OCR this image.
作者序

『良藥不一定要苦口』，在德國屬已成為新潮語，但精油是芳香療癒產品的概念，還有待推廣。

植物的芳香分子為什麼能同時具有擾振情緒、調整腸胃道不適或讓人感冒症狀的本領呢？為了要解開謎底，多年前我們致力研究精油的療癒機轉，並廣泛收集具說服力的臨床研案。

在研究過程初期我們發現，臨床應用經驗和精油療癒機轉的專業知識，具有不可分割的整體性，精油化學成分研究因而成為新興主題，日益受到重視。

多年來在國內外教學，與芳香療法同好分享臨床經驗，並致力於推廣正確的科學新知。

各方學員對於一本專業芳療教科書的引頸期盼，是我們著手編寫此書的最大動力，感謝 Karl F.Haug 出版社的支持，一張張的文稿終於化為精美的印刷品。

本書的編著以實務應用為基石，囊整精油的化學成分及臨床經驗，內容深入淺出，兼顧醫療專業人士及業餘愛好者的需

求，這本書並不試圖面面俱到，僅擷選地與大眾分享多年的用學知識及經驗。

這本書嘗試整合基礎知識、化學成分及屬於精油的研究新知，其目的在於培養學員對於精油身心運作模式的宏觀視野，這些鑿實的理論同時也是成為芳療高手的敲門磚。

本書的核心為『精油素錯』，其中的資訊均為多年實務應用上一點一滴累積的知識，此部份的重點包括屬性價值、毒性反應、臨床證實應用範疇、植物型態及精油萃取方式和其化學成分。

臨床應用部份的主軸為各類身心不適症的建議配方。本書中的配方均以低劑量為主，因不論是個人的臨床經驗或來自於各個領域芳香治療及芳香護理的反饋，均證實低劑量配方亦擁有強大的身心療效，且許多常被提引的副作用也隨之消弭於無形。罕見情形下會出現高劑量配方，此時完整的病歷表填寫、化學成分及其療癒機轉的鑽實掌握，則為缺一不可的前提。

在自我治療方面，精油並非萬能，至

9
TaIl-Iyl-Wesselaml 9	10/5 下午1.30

...

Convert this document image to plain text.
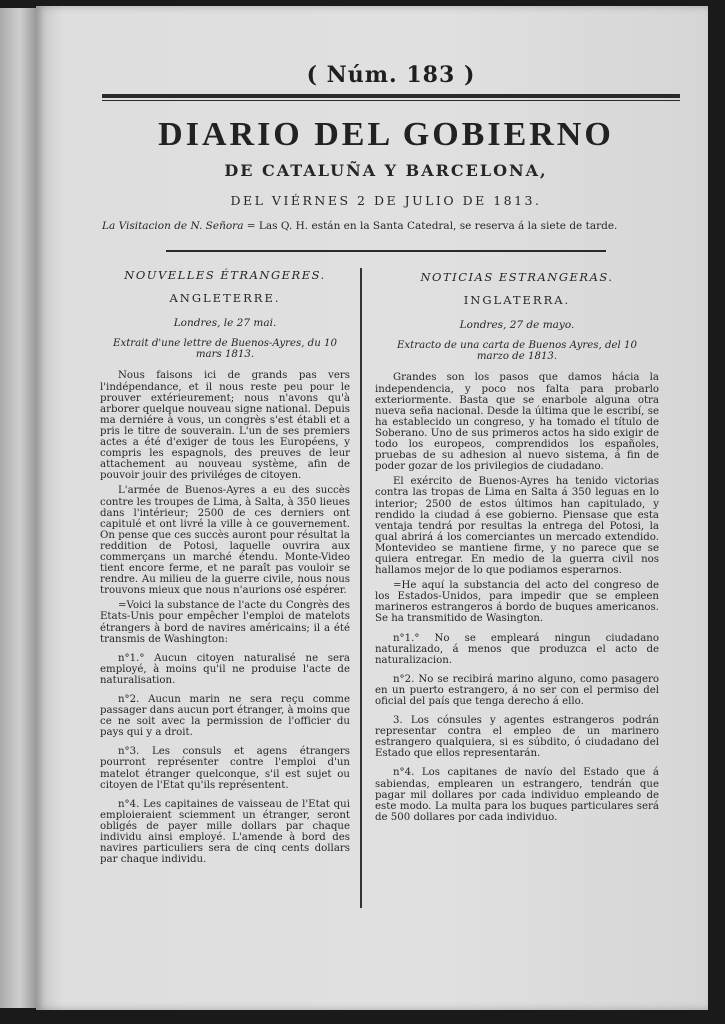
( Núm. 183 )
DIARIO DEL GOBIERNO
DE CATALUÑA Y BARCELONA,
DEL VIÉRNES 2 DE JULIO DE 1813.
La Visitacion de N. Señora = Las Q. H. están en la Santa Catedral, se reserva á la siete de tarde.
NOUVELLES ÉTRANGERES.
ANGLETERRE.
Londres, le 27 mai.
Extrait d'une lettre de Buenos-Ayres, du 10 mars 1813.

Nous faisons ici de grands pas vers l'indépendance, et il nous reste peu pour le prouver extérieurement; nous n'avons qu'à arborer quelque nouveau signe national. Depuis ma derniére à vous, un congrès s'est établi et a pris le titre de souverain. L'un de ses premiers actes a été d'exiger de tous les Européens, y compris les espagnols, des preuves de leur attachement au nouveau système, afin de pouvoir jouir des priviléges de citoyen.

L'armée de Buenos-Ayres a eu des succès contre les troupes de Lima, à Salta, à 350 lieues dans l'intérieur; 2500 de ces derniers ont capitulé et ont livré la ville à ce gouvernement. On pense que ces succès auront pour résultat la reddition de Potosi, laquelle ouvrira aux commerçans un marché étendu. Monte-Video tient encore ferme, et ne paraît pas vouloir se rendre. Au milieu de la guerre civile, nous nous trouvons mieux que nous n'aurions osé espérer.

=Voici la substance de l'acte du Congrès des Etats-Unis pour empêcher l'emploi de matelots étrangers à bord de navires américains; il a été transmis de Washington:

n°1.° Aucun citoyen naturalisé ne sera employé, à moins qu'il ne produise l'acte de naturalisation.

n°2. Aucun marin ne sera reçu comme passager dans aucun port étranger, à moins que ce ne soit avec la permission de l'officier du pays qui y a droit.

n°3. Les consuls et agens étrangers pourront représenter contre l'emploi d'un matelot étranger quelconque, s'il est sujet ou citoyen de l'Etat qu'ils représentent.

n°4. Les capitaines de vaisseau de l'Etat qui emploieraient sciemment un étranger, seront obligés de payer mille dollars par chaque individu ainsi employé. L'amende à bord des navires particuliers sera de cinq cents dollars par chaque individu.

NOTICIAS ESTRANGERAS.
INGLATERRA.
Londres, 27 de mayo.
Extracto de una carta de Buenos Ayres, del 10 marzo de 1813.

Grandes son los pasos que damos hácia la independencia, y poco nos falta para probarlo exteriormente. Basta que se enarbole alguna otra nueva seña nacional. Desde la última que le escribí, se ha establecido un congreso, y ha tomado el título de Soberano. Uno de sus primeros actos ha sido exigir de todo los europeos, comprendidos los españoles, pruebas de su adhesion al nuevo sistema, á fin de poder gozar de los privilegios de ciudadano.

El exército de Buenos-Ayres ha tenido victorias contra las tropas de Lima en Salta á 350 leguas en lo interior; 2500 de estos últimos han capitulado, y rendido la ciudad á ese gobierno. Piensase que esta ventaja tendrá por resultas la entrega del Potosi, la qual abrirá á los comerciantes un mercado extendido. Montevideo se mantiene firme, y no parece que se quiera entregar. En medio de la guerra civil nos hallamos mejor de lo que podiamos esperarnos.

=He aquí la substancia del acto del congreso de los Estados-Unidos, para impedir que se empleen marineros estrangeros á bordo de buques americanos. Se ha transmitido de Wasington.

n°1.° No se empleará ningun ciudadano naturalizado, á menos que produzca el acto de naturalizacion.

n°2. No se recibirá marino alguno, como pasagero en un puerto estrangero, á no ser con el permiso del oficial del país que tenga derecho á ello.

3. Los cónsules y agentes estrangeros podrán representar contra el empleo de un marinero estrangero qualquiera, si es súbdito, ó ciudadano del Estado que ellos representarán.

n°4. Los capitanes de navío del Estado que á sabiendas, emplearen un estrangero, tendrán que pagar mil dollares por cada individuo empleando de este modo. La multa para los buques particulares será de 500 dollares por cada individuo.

...

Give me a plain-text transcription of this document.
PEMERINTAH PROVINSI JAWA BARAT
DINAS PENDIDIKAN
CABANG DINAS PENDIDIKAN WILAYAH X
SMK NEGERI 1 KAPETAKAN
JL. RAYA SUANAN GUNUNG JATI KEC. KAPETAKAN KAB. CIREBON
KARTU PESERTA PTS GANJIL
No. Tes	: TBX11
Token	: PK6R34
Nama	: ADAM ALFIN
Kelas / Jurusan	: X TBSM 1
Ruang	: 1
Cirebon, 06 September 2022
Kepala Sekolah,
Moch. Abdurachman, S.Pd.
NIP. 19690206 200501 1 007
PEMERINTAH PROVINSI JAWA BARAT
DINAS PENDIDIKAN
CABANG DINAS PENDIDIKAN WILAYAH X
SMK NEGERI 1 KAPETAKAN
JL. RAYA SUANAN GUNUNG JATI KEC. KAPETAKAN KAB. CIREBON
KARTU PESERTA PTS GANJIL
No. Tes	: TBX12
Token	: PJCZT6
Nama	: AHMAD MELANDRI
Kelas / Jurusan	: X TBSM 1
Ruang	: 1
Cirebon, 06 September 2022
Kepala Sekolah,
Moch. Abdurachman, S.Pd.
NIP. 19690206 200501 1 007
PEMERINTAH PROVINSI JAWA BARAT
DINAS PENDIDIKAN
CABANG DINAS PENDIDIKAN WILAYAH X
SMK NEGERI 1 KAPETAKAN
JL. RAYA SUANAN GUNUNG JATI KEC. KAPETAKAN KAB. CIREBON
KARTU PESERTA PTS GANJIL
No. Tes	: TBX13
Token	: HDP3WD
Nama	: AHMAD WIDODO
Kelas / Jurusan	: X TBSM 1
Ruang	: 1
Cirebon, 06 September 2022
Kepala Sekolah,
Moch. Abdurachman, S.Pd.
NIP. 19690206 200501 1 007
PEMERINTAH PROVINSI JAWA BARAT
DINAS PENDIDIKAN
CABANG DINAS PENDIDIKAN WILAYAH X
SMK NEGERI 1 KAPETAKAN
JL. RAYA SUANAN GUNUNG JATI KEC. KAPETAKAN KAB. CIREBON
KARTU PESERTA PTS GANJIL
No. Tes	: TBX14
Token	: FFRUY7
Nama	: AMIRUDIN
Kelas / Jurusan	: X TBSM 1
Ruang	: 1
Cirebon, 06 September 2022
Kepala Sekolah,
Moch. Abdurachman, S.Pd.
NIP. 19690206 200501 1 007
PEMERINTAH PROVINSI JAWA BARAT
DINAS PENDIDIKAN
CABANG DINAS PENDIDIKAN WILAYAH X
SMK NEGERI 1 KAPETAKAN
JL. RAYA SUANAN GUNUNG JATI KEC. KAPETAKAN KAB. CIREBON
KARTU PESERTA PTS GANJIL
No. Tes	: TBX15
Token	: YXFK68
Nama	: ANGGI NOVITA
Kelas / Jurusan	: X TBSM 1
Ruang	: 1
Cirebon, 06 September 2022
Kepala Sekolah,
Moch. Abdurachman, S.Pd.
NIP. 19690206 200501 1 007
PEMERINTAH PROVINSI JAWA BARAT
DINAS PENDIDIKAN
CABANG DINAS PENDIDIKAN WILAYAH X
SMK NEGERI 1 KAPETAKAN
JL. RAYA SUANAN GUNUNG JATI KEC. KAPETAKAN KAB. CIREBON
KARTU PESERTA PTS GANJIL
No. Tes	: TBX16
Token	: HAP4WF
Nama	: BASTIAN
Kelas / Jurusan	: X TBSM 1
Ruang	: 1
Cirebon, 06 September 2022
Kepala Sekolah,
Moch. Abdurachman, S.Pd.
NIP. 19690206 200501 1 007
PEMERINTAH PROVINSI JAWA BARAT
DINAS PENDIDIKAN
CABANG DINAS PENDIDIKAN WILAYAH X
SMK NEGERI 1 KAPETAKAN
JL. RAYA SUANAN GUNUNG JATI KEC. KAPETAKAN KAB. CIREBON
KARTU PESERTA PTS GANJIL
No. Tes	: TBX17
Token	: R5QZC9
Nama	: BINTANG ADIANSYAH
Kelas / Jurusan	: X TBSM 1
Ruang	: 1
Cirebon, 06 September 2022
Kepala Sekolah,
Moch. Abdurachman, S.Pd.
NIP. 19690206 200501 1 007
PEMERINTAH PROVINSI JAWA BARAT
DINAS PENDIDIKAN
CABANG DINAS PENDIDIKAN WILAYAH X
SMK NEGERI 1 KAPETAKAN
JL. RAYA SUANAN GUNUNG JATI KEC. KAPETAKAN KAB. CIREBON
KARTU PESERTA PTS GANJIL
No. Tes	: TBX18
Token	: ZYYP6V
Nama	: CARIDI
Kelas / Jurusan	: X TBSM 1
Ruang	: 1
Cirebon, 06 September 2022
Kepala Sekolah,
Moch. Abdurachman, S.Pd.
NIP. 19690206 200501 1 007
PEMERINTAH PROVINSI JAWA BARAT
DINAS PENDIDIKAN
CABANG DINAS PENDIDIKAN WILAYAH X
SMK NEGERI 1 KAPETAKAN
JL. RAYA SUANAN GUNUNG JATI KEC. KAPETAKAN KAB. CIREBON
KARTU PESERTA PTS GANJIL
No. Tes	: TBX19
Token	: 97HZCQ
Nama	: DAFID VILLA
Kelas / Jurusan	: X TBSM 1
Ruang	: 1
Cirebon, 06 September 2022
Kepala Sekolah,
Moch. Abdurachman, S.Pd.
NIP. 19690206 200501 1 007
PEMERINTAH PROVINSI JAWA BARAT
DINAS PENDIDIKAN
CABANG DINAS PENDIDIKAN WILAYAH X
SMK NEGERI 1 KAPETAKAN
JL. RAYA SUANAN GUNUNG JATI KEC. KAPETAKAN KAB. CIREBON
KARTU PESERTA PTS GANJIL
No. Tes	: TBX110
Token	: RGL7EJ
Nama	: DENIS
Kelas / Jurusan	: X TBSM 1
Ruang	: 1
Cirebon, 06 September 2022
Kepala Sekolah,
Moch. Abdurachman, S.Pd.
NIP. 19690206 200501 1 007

- [WHAT IS REQUIRED] From the records above, pick out and copy each line holding the word "employé".

- [EXERCISE ANSWER]
n°1.° Aucun citoyen naturalisé ne sera employé, à moins qu'il ne produise l'acte de naturalisation.
n°4. Les capitaines de vaisseau de l'Etat qui emploieraient sciemment un étranger, seront obligés de payer mille dollars par chaque individu ainsi employé. L'amende à bord des navires particuliers sera de cinq cents dollars par chaque individu.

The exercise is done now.